## Requirements:
Repeat every record below exactly as written.

## Records for the exercise:

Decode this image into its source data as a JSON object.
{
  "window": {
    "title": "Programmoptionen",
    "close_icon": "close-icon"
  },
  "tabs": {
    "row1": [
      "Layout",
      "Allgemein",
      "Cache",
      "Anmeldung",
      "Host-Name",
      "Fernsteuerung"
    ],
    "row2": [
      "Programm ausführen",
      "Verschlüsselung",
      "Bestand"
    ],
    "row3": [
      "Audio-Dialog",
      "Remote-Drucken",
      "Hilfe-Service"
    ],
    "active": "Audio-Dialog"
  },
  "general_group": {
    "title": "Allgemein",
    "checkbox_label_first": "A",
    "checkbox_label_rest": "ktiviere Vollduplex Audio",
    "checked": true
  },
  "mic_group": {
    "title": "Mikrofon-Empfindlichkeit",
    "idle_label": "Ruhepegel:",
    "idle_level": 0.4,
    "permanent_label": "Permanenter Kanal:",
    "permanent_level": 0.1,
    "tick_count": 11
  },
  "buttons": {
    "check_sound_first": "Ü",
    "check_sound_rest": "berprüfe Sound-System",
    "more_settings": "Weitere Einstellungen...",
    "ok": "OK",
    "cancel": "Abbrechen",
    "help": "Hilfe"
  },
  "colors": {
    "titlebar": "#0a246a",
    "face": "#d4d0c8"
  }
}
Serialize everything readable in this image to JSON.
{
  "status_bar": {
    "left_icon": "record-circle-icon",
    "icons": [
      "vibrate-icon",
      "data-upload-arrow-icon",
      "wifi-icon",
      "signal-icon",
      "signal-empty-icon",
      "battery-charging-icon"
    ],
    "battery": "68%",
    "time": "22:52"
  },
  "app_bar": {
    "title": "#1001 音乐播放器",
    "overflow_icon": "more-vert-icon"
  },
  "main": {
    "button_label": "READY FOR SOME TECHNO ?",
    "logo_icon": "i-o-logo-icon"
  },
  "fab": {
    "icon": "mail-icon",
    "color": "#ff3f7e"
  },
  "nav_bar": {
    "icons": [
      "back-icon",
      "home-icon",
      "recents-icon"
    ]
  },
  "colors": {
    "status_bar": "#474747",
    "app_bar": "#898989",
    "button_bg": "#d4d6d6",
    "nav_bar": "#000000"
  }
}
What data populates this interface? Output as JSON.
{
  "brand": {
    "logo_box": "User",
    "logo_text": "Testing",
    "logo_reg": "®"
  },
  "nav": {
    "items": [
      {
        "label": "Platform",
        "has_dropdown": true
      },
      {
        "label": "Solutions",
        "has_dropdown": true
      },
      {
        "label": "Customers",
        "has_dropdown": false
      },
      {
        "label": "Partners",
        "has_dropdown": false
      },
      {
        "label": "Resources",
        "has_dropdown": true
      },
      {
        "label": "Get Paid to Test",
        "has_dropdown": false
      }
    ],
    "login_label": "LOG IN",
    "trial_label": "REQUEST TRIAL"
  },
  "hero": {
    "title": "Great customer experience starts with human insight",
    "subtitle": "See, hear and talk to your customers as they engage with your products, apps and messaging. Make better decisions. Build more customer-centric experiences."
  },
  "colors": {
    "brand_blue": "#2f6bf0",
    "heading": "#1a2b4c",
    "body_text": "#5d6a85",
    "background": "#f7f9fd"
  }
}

## Completed exercise:
Decode this image into its source data as a JSON object.
{
  "window": {
    "title": "Programmoptionen",
    "close_icon": "close-icon"
  },
  "tabs": {
    "row1": [
      "Layout",
      "Allgemein",
      "Cache",
      "Anmeldung",
      "Host-Name",
      "Fernsteuerung"
    ],
    "row2": [
      "Programm ausführen",
      "Verschlüsselung",
      "Bestand"
    ],
    "row3": [
      "Audio-Dialog",
      "Remote-Drucken",
      "Hilfe-Service"
    ],
    "active": "Audio-Dialog"
  },
  "general_group": {
    "title": "Allgemein",
    "checkbox_label_first": "A",
    "checkbox_label_rest": "ktiviere Vollduplex Audio",
    "checked": true
  },
  "mic_group": {
    "title": "Mikrofon-Empfindlichkeit",
    "idle_label": "Ruhepegel:",
    "idle_level": 0.4,
    "permanent_label": "Permanenter Kanal:",
    "permanent_level": 0.1,
    "tick_count": 11
  },
  "buttons": {
    "check_sound_first": "Ü",
    "check_sound_rest": "berprüfe Sound-System",
    "more_settings": "Weitere Einstellungen...",
    "ok": "OK",
    "cancel": "Abbrechen",
    "help": "Hilfe"
  },
  "colors": {
    "titlebar": "#0a246a",
    "face": "#d4d0c8"
  }
}
Serialize everything readable in this image to JSON.
{
  "status_bar": {
    "left_icon": "record-circle-icon",
    "icons": [
      "vibrate-icon",
      "data-upload-arrow-icon",
      "wifi-icon",
      "signal-icon",
      "signal-empty-icon",
      "battery-charging-icon"
    ],
    "battery": "68%",
    "time": "22:52"
  },
  "app_bar": {
    "title": "#1001 音乐播放器",
    "overflow_icon": "more-vert-icon"
  },
  "main": {
    "button_label": "READY FOR SOME TECHNO ?",
    "logo_icon": "i-o-logo-icon"
  },
  "fab": {
    "icon": "mail-icon",
    "color": "#ff3f7e"
  },
  "nav_bar": {
    "icons": [
      "back-icon",
      "home-icon",
      "recents-icon"
    ]
  },
  "colors": {
    "status_bar": "#474747",
    "app_bar": "#898989",
    "button_bg": "#d4d6d6",
    "nav_bar": "#000000"
  }
}
What data populates this interface? Output as JSON.
{
  "brand": {
    "logo_box": "User",
    "logo_text": "Testing",
    "logo_reg": "®"
  },
  "nav": {
    "items": [
      {
        "label": "Platform",
        "has_dropdown": true
      },
      {
        "label": "Solutions",
        "has_dropdown": true
      },
      {
        "label": "Customers",
        "has_dropdown": false
      },
      {
        "label": "Partners",
        "has_dropdown": false
      },
      {
        "label": "Resources",
        "has_dropdown": true
      },
      {
        "label": "Get Paid to Test",
        "has_dropdown": false
      }
    ],
    "login_label": "LOG IN",
    "trial_label": "REQUEST TRIAL"
  },
  "hero": {
    "title": "Great customer experience starts with human insight",
    "subtitle": "See, hear and talk to your customers as they engage with your products, apps and messaging. Make better decisions. Build more customer-centric experiences."
  },
  "colors": {
    "brand_blue": "#2f6bf0",
    "heading": "#1a2b4c",
    "body_text": "#5d6a85",
    "background": "#f7f9fd"
  }
}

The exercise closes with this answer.